Top of Record excerpts

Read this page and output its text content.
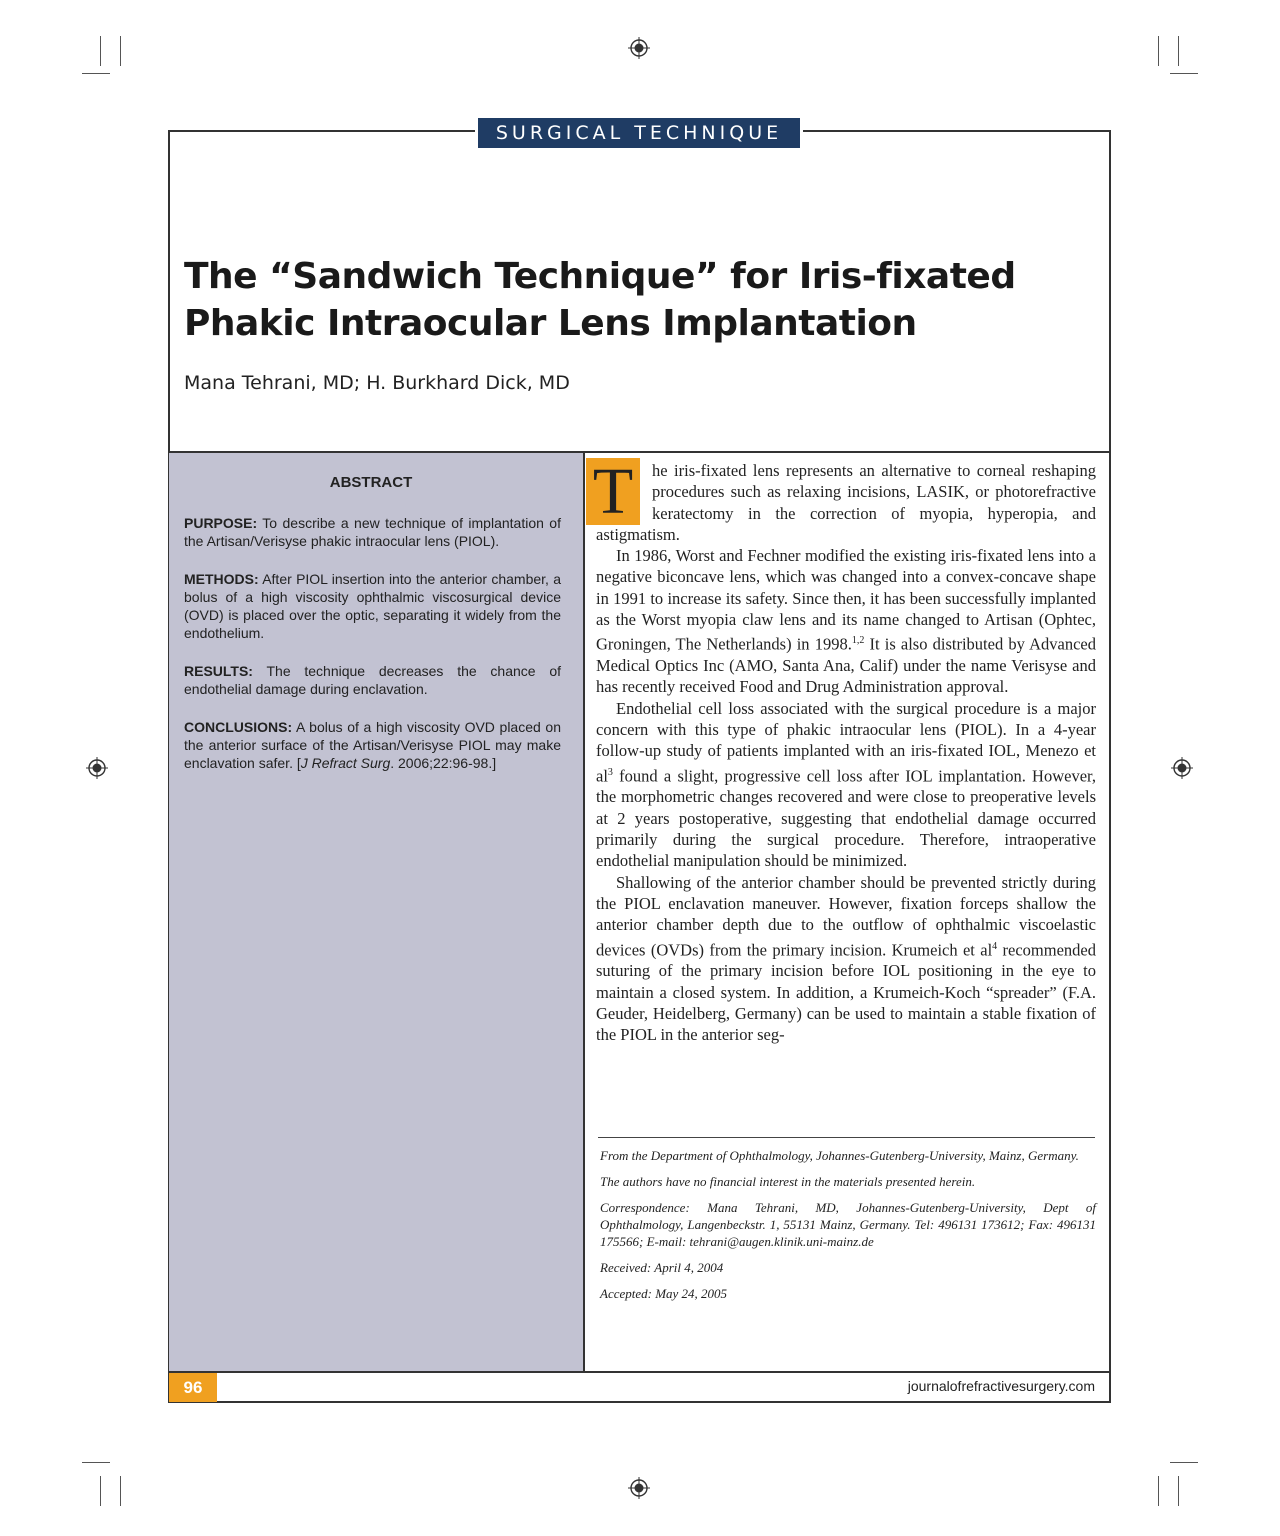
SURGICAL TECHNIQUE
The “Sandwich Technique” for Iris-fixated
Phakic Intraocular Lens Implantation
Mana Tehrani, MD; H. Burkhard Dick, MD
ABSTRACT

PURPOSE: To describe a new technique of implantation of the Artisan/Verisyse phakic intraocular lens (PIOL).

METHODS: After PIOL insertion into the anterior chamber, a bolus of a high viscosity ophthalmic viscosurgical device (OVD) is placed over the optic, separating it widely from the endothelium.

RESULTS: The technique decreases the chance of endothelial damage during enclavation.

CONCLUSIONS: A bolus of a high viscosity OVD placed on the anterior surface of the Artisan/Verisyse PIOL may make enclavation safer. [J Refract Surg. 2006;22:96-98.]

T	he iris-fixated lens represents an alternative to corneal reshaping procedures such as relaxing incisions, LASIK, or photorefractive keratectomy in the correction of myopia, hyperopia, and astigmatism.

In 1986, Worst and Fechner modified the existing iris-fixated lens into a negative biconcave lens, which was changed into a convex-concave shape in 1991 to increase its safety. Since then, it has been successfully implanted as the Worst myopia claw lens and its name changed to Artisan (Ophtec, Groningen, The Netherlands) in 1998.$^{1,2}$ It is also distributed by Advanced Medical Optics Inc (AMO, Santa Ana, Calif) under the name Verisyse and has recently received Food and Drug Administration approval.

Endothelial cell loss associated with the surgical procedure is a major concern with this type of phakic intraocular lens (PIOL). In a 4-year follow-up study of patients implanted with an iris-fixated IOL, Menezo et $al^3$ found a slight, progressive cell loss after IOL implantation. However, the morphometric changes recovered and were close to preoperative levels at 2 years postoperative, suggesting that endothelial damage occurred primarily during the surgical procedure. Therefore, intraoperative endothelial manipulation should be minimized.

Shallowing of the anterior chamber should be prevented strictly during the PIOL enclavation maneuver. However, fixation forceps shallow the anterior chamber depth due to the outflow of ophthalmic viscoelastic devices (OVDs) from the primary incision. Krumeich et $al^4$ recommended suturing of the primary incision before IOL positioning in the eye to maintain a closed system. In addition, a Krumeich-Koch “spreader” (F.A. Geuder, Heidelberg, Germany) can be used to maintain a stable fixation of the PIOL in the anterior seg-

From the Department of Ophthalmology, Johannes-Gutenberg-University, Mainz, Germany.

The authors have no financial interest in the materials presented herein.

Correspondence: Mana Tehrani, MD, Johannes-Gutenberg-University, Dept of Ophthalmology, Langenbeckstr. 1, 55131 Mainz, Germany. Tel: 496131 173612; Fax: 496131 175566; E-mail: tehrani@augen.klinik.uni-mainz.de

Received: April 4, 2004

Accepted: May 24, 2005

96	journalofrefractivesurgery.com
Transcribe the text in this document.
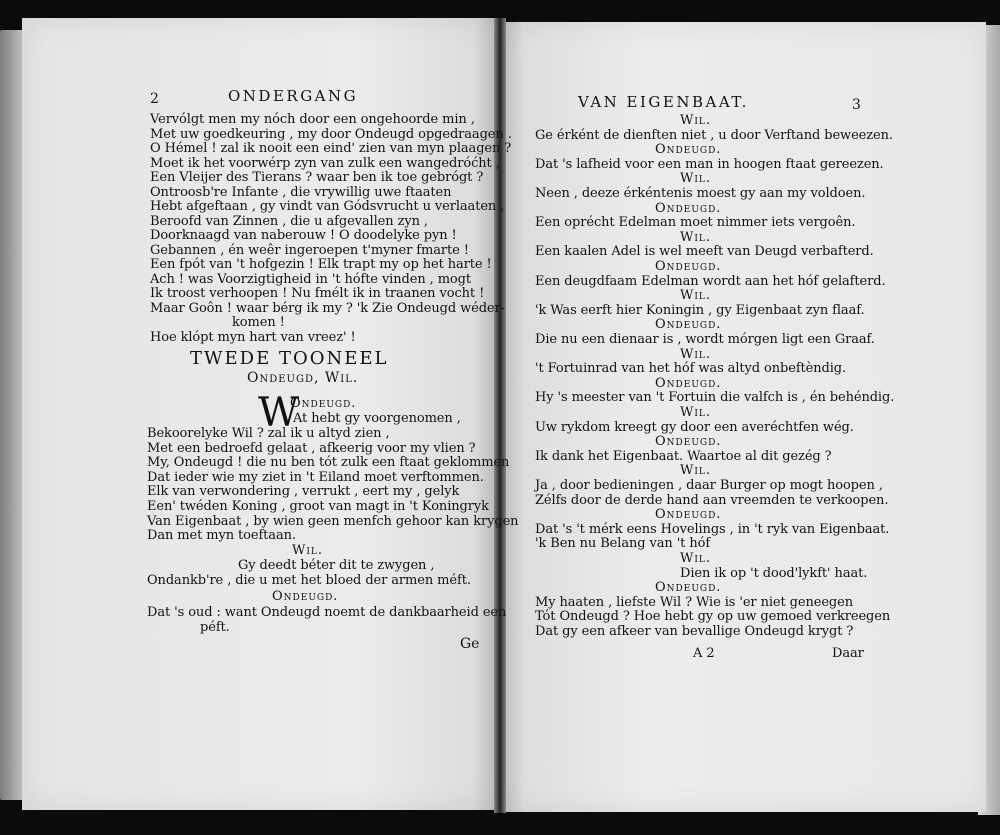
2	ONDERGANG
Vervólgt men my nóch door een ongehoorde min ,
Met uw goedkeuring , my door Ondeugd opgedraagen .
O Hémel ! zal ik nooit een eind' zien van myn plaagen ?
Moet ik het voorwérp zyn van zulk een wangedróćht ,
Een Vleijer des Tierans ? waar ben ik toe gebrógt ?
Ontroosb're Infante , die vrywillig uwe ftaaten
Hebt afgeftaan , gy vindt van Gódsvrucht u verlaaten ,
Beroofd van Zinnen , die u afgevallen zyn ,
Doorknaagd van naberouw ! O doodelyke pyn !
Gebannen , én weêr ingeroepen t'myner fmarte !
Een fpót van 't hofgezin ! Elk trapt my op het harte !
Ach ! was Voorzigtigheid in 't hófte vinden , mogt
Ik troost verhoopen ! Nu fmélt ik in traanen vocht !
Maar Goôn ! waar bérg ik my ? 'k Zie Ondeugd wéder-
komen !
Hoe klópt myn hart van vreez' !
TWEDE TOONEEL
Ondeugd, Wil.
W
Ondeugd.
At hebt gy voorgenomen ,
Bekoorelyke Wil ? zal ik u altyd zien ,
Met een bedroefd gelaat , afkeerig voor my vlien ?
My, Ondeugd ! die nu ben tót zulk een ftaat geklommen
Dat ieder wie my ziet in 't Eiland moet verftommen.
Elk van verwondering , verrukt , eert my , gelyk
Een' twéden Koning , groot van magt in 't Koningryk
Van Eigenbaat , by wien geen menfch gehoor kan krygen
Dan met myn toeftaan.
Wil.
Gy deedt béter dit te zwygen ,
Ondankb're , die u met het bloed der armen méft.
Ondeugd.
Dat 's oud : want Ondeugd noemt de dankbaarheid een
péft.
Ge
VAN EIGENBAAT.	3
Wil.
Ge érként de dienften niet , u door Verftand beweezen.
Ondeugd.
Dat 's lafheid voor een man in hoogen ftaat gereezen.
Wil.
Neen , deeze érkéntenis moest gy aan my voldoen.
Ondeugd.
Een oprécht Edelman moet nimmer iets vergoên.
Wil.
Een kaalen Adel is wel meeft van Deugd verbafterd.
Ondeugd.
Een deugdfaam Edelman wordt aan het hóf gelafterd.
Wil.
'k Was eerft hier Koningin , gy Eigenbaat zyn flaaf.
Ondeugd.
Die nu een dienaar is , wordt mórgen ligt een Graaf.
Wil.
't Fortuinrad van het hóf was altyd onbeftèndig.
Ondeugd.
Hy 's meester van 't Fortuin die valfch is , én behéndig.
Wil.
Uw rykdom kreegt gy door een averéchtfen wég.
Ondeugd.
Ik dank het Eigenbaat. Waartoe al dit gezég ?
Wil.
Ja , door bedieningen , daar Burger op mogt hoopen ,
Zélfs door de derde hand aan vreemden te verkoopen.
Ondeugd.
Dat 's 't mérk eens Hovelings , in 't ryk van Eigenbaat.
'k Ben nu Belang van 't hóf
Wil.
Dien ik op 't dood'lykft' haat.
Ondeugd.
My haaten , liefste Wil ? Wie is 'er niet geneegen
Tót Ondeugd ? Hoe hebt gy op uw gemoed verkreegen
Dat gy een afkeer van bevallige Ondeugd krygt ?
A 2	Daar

Bottom of Record excerpts

(Instructions for the task):
Apart from the pictures, return the records exactly.

(Reply):
Read this page and output its text content.
SURGICAL TECHNIQUE
The “Sandwich Technique” for Iris-fixated
Phakic Intraocular Lens Implantation
Mana Tehrani, MD; H. Burkhard Dick, MD
ABSTRACT

PURPOSE: To describe a new technique of implantation of the Artisan/Verisyse phakic intraocular lens (PIOL).

METHODS: After PIOL insertion into the anterior chamber, a bolus of a high viscosity ophthalmic viscosurgical device (OVD) is placed over the optic, separating it widely from the endothelium.

RESULTS: The technique decreases the chance of endothelial damage during enclavation.

CONCLUSIONS: A bolus of a high viscosity OVD placed on the anterior surface of the Artisan/Verisyse PIOL may make enclavation safer. [J Refract Surg. 2006;22:96-98.]

T	he iris-fixated lens represents an alternative to corneal reshaping procedures such as relaxing incisions, LASIK, or photorefractive keratectomy in the correction of myopia, hyperopia, and astigmatism.

In 1986, Worst and Fechner modified the existing iris-fixated lens into a negative biconcave lens, which was changed into a convex-concave shape in 1991 to increase its safety. Since then, it has been successfully implanted as the Worst myopia claw lens and its name changed to Artisan (Ophtec, Groningen, The Netherlands) in 1998.$^{1,2}$ It is also distributed by Advanced Medical Optics Inc (AMO, Santa Ana, Calif) under the name Verisyse and has recently received Food and Drug Administration approval.

Endothelial cell loss associated with the surgical procedure is a major concern with this type of phakic intraocular lens (PIOL). In a 4-year follow-up study of patients implanted with an iris-fixated IOL, Menezo et $al^3$ found a slight, progressive cell loss after IOL implantation. However, the morphometric changes recovered and were close to preoperative levels at 2 years postoperative, suggesting that endothelial damage occurred primarily during the surgical procedure. Therefore, intraoperative endothelial manipulation should be minimized.

Shallowing of the anterior chamber should be prevented strictly during the PIOL enclavation maneuver. However, fixation forceps shallow the anterior chamber depth due to the outflow of ophthalmic viscoelastic devices (OVDs) from the primary incision. Krumeich et $al^4$ recommended suturing of the primary incision before IOL positioning in the eye to maintain a closed system. In addition, a Krumeich-Koch “spreader” (F.A. Geuder, Heidelberg, Germany) can be used to maintain a stable fixation of the PIOL in the anterior seg-

From the Department of Ophthalmology, Johannes-Gutenberg-University, Mainz, Germany.

The authors have no financial interest in the materials presented herein.

Correspondence: Mana Tehrani, MD, Johannes-Gutenberg-University, Dept of Ophthalmology, Langenbeckstr. 1, 55131 Mainz, Germany. Tel: 496131 173612; Fax: 496131 175566; E-mail: tehrani@augen.klinik.uni-mainz.de

Received: April 4, 2004

Accepted: May 24, 2005

96	journalofrefractivesurgery.com
Transcribe the text in this document.
2	ONDERGANG
Vervólgt men my nóch door een ongehoorde min ,
Met uw goedkeuring , my door Ondeugd opgedraagen .
O Hémel ! zal ik nooit een eind' zien van myn plaagen ?
Moet ik het voorwérp zyn van zulk een wangedróćht ,
Een Vleijer des Tierans ? waar ben ik toe gebrógt ?
Ontroosb're Infante , die vrywillig uwe ftaaten
Hebt afgeftaan , gy vindt van Gódsvrucht u verlaaten ,
Beroofd van Zinnen , die u afgevallen zyn ,
Doorknaagd van naberouw ! O doodelyke pyn !
Gebannen , én weêr ingeroepen t'myner fmarte !
Een fpót van 't hofgezin ! Elk trapt my op het harte !
Ach ! was Voorzigtigheid in 't hófte vinden , mogt
Ik troost verhoopen ! Nu fmélt ik in traanen vocht !
Maar Goôn ! waar bérg ik my ? 'k Zie Ondeugd wéder-
komen !
Hoe klópt myn hart van vreez' !
TWEDE TOONEEL
Ondeugd, Wil.
W
Ondeugd.
At hebt gy voorgenomen ,
Bekoorelyke Wil ? zal ik u altyd zien ,
Met een bedroefd gelaat , afkeerig voor my vlien ?
My, Ondeugd ! die nu ben tót zulk een ftaat geklommen
Dat ieder wie my ziet in 't Eiland moet verftommen.
Elk van verwondering , verrukt , eert my , gelyk
Een' twéden Koning , groot van magt in 't Koningryk
Van Eigenbaat , by wien geen menfch gehoor kan krygen
Dan met myn toeftaan.
Wil.
Gy deedt béter dit te zwygen ,
Ondankb're , die u met het bloed der armen méft.
Ondeugd.
Dat 's oud : want Ondeugd noemt de dankbaarheid een
péft.
Ge
VAN EIGENBAAT.	3
Wil.
Ge érként de dienften niet , u door Verftand beweezen.
Ondeugd.
Dat 's lafheid voor een man in hoogen ftaat gereezen.
Wil.
Neen , deeze érkéntenis moest gy aan my voldoen.
Ondeugd.
Een oprécht Edelman moet nimmer iets vergoên.
Wil.
Een kaalen Adel is wel meeft van Deugd verbafterd.
Ondeugd.
Een deugdfaam Edelman wordt aan het hóf gelafterd.
Wil.
'k Was eerft hier Koningin , gy Eigenbaat zyn flaaf.
Ondeugd.
Die nu een dienaar is , wordt mórgen ligt een Graaf.
Wil.
't Fortuinrad van het hóf was altyd onbeftèndig.
Ondeugd.
Hy 's meester van 't Fortuin die valfch is , én behéndig.
Wil.
Uw rykdom kreegt gy door een averéchtfen wég.
Ondeugd.
Ik dank het Eigenbaat. Waartoe al dit gezég ?
Wil.
Ja , door bedieningen , daar Burger op mogt hoopen ,
Zélfs door de derde hand aan vreemden te verkoopen.
Ondeugd.
Dat 's 't mérk eens Hovelings , in 't ryk van Eigenbaat.
'k Ben nu Belang van 't hóf
Wil.
Dien ik op 't dood'lykft' haat.
Ondeugd.
My haaten , liefste Wil ? Wie is 'er niet geneegen
Tót Ondeugd ? Hoe hebt gy op uw gemoed verkreegen
Dat gy een afkeer van bevallige Ondeugd krygt ?
A 2	Daar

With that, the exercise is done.